### Job
Write out the data again in full, exactly as it reads.
***** Supplied data
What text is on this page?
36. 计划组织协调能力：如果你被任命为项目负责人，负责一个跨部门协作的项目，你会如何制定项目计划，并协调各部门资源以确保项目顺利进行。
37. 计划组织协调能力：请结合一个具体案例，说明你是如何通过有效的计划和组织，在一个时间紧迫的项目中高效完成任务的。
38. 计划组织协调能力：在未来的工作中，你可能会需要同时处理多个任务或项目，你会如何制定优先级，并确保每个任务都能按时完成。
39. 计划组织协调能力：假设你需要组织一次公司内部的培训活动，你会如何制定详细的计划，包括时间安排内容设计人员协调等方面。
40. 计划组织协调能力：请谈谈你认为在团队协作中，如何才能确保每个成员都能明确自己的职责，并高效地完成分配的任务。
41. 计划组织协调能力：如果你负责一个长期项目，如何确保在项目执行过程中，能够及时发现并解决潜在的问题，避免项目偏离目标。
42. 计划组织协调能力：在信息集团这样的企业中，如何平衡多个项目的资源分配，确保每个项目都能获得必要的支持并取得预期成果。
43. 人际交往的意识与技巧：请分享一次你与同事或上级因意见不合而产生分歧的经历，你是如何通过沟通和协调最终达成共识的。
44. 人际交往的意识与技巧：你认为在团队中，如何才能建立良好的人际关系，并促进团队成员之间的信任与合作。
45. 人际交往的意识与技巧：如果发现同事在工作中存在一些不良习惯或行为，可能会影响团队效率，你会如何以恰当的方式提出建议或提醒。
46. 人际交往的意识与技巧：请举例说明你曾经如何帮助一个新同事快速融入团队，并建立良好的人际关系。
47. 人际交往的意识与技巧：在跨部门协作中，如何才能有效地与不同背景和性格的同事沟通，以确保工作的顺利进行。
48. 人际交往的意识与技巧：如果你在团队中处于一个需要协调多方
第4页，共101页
**********
### Response to the exercise
What text is on this page?
36. 计划组织协调能力：如果你被任命为项目负责人，负责一个跨部门协作的项目，你会如何制定项目计划，并协调各部门资源以确保项目顺利进行。
37. 计划组织协调能力：请结合一个具体案例，说明你是如何通过有效的计划和组织，在一个时间紧迫的项目中高效完成任务的。
38. 计划组织协调能力：在未来的工作中，你可能会需要同时处理多个任务或项目，你会如何制定优先级，并确保每个任务都能按时完成。
39. 计划组织协调能力：假设你需要组织一次公司内部的培训活动，你会如何制定详细的计划，包括时间安排内容设计人员协调等方面。
40. 计划组织协调能力：请谈谈你认为在团队协作中，如何才能确保每个成员都能明确自己的职责，并高效地完成分配的任务。
41. 计划组织协调能力：如果你负责一个长期项目，如何确保在项目执行过程中，能够及时发现并解决潜在的问题，避免项目偏离目标。
42. 计划组织协调能力：在信息集团这样的企业中，如何平衡多个项目的资源分配，确保每个项目都能获得必要的支持并取得预期成果。
43. 人际交往的意识与技巧：请分享一次你与同事或上级因意见不合而产生分歧的经历，你是如何通过沟通和协调最终达成共识的。
44. 人际交往的意识与技巧：你认为在团队中，如何才能建立良好的人际关系，并促进团队成员之间的信任与合作。
45. 人际交往的意识与技巧：如果发现同事在工作中存在一些不良习惯或行为，可能会影响团队效率，你会如何以恰当的方式提出建议或提醒。
46. 人际交往的意识与技巧：请举例说明你曾经如何帮助一个新同事快速融入团队，并建立良好的人际关系。
47. 人际交往的意识与技巧：在跨部门协作中，如何才能有效地与不同背景和性格的同事沟通，以确保工作的顺利进行。
48. 人际交往的意识与技巧：如果你在团队中处于一个需要协调多方
第4页，共101页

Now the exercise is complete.